## begin
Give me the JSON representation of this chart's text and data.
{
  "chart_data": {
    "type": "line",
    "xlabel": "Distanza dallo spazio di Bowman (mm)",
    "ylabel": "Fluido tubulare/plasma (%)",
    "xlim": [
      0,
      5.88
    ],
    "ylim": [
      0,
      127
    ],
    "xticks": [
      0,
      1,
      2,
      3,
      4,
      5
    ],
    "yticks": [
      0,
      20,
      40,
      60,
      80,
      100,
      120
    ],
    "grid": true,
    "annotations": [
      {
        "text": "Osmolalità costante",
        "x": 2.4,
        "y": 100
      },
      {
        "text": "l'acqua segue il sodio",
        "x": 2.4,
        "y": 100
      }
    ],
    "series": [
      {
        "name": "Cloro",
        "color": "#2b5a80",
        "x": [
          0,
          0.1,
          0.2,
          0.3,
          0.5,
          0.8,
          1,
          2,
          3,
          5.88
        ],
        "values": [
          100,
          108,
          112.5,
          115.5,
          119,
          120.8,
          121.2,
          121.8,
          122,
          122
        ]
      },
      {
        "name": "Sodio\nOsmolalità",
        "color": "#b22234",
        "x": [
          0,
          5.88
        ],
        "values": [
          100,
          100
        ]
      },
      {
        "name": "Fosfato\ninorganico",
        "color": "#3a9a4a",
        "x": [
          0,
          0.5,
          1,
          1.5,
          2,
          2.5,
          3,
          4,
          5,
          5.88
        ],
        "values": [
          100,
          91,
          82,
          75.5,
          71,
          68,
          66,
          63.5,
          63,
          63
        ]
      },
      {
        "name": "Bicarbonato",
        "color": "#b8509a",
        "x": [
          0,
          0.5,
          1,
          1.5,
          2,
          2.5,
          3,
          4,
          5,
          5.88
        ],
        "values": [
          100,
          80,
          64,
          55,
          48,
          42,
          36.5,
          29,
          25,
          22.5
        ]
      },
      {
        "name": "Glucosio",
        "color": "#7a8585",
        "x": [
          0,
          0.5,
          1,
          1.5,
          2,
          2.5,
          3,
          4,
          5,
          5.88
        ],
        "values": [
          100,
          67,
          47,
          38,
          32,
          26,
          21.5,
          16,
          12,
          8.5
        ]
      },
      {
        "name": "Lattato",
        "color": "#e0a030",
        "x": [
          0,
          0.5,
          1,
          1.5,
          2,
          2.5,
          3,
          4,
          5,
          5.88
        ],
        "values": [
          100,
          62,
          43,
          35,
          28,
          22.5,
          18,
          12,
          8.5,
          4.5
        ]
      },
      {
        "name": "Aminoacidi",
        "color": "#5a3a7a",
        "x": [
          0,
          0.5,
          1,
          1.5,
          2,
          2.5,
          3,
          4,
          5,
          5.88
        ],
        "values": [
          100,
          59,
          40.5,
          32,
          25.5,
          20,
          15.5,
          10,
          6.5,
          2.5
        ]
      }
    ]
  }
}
## end
Quote the material exactly, leaving nothing out.

Give me the JSON representation of this chart's text and data.
{
  "chart_data": {
    "type": "line",
    "xlabel": "Distanza dallo spazio di Bowman (mm)",
    "ylabel": "Fluido tubulare/plasma (%)",
    "xlim": [
      0,
      5.88
    ],
    "ylim": [
      0,
      127
    ],
    "xticks": [
      0,
      1,
      2,
      3,
      4,
      5
    ],
    "yticks": [
      0,
      20,
      40,
      60,
      80,
      100,
      120
    ],
    "grid": true,
    "annotations": [
      {
        "text": "Osmolalità costante",
        "x": 2.4,
        "y": 100
      },
      {
        "text": "l'acqua segue il sodio",
        "x": 2.4,
        "y": 100
      }
    ],
    "series": [
      {
        "name": "Cloro",
        "color": "#2b5a80",
        "x": [
          0,
          0.1,
          0.2,
          0.3,
          0.5,
          0.8,
          1,
          2,
          3,
          5.88
        ],
        "values": [
          100,
          108,
          112.5,
          115.5,
          119,
          120.8,
          121.2,
          121.8,
          122,
          122
        ]
      },
      {
        "name": "Sodio\nOsmolalità",
        "color": "#b22234",
        "x": [
          0,
          5.88
        ],
        "values": [
          100,
          100
        ]
      },
      {
        "name": "Fosfato\ninorganico",
        "color": "#3a9a4a",
        "x": [
          0,
          0.5,
          1,
          1.5,
          2,
          2.5,
          3,
          4,
          5,
          5.88
        ],
        "values": [
          100,
          91,
          82,
          75.5,
          71,
          68,
          66,
          63.5,
          63,
          63
        ]
      },
      {
        "name": "Bicarbonato",
        "color": "#b8509a",
        "x": [
          0,
          0.5,
          1,
          1.5,
          2,
          2.5,
          3,
          4,
          5,
          5.88
        ],
        "values": [
          100,
          80,
          64,
          55,
          48,
          42,
          36.5,
          29,
          25,
          22.5
        ]
      },
      {
        "name": "Glucosio",
        "color": "#7a8585",
        "x": [
          0,
          0.5,
          1,
          1.5,
          2,
          2.5,
          3,
          4,
          5,
          5.88
        ],
        "values": [
          100,
          67,
          47,
          38,
          32,
          26,
          21.5,
          16,
          12,
          8.5
        ]
      },
      {
        "name": "Lattato",
        "color": "#e0a030",
        "x": [
          0,
          0.5,
          1,
          1.5,
          2,
          2.5,
          3,
          4,
          5,
          5.88
        ],
        "values": [
          100,
          62,
          43,
          35,
          28,
          22.5,
          18,
          12,
          8.5,
          4.5
        ]
      },
      {
        "name": "Aminoacidi",
        "color": "#5a3a7a",
        "x": [
          0,
          0.5,
          1,
          1.5,
          2,
          2.5,
          3,
          4,
          5,
          5.88
        ],
        "values": [
          100,
          59,
          40.5,
          32,
          25.5,
          20,
          15.5,
          10,
          6.5,
          2.5
        ]
      }
    ]
  }
}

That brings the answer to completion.